:: INSTRUCTIONS TO FOLLOW ::
Recast the records as a JSON list of strings, one string per line, leaving out any blank lines. Include only the lines from the start of the records through the line containing "y-tick-label: 400 xyxy=(18,219,50,240)", with that line included.

Saved data entries:
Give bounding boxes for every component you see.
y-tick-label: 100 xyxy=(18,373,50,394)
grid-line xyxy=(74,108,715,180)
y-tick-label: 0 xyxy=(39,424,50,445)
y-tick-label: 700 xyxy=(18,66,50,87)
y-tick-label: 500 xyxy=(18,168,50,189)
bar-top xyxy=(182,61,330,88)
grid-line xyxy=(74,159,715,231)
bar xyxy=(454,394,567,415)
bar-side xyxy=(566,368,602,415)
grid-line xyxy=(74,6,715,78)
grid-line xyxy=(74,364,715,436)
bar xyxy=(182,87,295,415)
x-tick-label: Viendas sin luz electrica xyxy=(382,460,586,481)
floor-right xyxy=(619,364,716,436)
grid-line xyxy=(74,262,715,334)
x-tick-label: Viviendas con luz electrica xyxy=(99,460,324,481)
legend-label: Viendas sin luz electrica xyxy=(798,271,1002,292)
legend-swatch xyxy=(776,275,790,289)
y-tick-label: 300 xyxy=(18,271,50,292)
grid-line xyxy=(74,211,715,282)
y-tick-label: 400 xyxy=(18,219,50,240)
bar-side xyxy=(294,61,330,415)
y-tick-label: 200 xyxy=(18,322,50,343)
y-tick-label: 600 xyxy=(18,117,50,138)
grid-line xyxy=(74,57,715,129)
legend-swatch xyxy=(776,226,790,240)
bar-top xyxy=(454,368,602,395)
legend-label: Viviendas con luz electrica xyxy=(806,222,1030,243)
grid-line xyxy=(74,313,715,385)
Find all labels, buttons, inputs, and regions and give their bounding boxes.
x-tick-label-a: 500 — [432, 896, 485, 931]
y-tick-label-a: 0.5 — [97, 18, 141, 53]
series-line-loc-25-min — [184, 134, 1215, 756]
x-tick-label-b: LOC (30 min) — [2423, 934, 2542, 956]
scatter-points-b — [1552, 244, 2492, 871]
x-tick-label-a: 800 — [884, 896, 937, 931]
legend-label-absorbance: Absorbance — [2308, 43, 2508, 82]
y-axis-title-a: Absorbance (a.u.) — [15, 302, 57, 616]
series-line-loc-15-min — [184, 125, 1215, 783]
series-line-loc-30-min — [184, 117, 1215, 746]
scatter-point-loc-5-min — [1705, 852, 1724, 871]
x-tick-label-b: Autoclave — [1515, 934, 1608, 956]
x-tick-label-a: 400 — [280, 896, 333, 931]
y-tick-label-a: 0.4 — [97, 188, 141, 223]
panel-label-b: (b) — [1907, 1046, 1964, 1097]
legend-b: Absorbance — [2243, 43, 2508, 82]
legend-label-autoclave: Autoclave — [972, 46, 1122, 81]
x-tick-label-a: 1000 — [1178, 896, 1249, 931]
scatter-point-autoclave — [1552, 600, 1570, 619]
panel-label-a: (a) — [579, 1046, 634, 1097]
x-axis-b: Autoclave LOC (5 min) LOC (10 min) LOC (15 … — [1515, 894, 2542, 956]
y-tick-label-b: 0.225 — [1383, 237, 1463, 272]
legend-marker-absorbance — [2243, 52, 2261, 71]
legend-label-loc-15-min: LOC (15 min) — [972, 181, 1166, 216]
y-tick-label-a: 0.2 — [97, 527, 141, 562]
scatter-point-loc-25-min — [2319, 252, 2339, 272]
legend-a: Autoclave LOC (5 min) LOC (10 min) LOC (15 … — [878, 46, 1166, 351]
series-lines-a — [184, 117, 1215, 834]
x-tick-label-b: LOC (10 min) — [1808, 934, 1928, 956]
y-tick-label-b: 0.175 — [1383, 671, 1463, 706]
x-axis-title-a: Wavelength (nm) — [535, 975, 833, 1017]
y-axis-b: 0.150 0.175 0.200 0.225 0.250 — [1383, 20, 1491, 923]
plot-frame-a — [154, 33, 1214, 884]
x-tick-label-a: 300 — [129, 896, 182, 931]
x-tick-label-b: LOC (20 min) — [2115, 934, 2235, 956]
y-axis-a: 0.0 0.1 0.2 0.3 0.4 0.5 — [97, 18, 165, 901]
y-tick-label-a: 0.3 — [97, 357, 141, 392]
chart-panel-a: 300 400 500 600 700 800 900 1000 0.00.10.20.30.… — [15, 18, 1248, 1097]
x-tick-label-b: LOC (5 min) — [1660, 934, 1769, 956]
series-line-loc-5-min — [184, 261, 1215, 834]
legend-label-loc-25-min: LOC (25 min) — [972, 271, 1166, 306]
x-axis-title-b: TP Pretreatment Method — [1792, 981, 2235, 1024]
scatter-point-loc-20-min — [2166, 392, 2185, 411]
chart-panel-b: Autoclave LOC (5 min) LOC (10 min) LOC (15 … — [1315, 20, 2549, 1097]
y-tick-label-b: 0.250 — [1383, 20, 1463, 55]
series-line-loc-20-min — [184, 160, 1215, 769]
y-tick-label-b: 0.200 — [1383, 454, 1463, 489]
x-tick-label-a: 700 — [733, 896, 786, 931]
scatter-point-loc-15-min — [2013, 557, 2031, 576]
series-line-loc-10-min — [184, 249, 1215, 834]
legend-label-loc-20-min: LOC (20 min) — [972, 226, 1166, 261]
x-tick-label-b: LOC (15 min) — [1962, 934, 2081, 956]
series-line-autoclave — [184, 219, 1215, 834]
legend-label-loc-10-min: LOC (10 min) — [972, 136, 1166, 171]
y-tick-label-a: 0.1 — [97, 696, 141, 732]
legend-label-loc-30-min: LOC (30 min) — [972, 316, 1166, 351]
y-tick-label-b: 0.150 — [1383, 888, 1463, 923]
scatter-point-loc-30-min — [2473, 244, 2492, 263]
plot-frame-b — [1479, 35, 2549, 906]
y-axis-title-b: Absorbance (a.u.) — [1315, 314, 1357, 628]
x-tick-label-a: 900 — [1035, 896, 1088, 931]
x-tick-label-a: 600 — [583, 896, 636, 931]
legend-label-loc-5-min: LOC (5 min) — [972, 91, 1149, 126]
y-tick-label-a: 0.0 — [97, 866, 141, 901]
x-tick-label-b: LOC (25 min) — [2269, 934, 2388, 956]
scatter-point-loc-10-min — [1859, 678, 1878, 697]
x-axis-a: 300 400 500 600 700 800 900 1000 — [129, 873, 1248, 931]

:: TASK SOLUTION ::
[
  "Give bounding boxes for every component you see.",
  "y-tick-label: 100 xyxy=(18,373,50,394)",
  "grid-line xyxy=(74,108,715,180)",
  "y-tick-label: 0 xyxy=(39,424,50,445)",
  "y-tick-label: 700 xyxy=(18,66,50,87)",
  "y-tick-label: 500 xyxy=(18,168,50,189)",
  "bar-top xyxy=(182,61,330,88)",
  "grid-line xyxy=(74,159,715,231)",
  "bar xyxy=(454,394,567,415)",
  "bar-side xyxy=(566,368,602,415)",
  "grid-line xyxy=(74,6,715,78)",
  "grid-line xyxy=(74,364,715,436)",
  "bar xyxy=(182,87,295,415)",
  "x-tick-label: Viendas sin luz electrica xyxy=(382,460,586,481)",
  "floor-right xyxy=(619,364,716,436)",
  "grid-line xyxy=(74,262,715,334)",
  "x-tick-label: Viviendas con luz electrica xyxy=(99,460,324,481)",
  "legend-label: Viendas sin luz electrica xyxy=(798,271,1002,292)",
  "legend-swatch xyxy=(776,275,790,289)",
  "y-tick-label: 300 xyxy=(18,271,50,292)",
  "grid-line xyxy=(74,211,715,282)",
  "y-tick-label: 400 xyxy=(18,219,50,240)"
]